### Task requirements:
What is the number of lines containing the word "chức"? Please answer with that number and nothing more.

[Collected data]
--

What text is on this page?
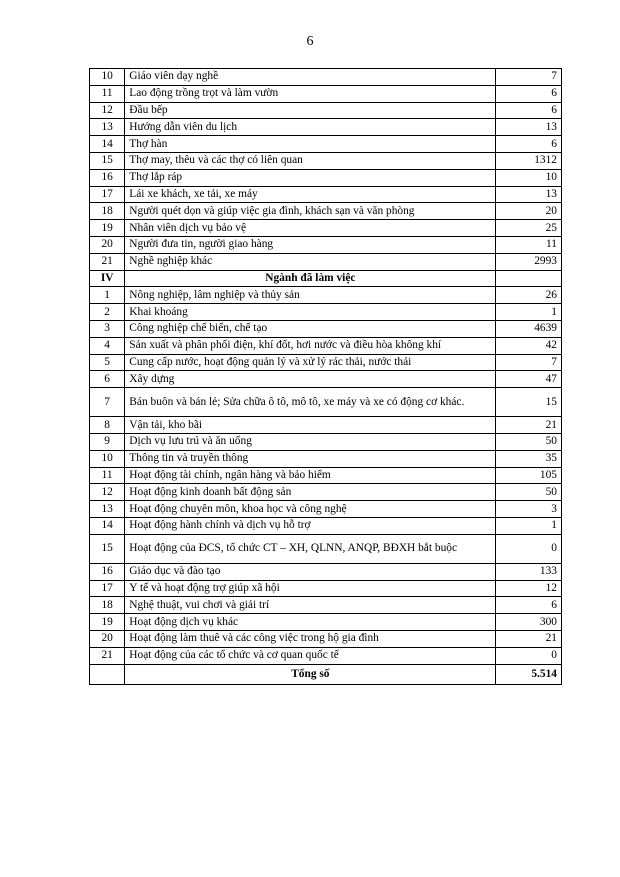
6
10	Giáo viên dạy nghề	7
11	Lao động trồng trọt và làm vườn	6
12	Đầu bếp	6
13	Hướng dẫn viên du lịch	13
14	Thợ hàn	6
15	Thợ may, thêu và các thợ có liên quan	1312
16	Thợ lắp ráp	10
17	Lái xe khách, xe tải, xe máy	13
18	Người quét dọn và giúp việc gia đình, khách sạn và văn phòng	20
19	Nhân viên dịch vụ bảo vệ	25
20	Người đưa tin, người giao hàng	11
21	Nghề nghiệp khác	2993
IV	Ngành đã làm việc	
1	Nông nghiệp, lâm nghiệp và thủy sản	26
2	Khai khoáng	1
3	Công nghiệp chế biến, chế tạo	4639
4	Sản xuất và phân phối điện, khí đốt, hơi nước và điều hòa không khí	42
5	Cung cấp nước, hoạt động quản lý và xử lý rác thải, nước thải	7
6	Xây dựng	47
7	Bán buôn và bán lẻ; Sửa chữa ô tô, mô tô, xe máy và xe có động cơ khác.	15
8	Vận tải, kho bãi	21
9	Dịch vụ lưu trú và ăn uống	50
10	Thông tin và truyền thông	35
11	Hoạt động tài chính, ngân hàng và bảo hiểm	105
12	Hoạt động kinh doanh bất động sản	50
13	Hoạt động chuyên môn, khoa học và công nghệ	3
14	Hoạt động hành chính và dịch vụ hỗ trợ	1
15	Hoạt động của ĐCS, tổ chức CT – XH, QLNN, ANQP, BĐXH bắt buộc	0
16	Giáo dục và đào tạo	133
17	Y tế và hoạt động trợ giúp xã hội	12
18	Nghệ thuật, vui chơi và giải trí	6
19	Hoạt động dịch vụ khác	300
20	Hoạt động làm thuê và các công việc trong hộ gia đình	21
21	Hoạt động của các tổ chức và cơ quan quốc tế	0
	Tổng số	5.514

--

### Expected answer:
2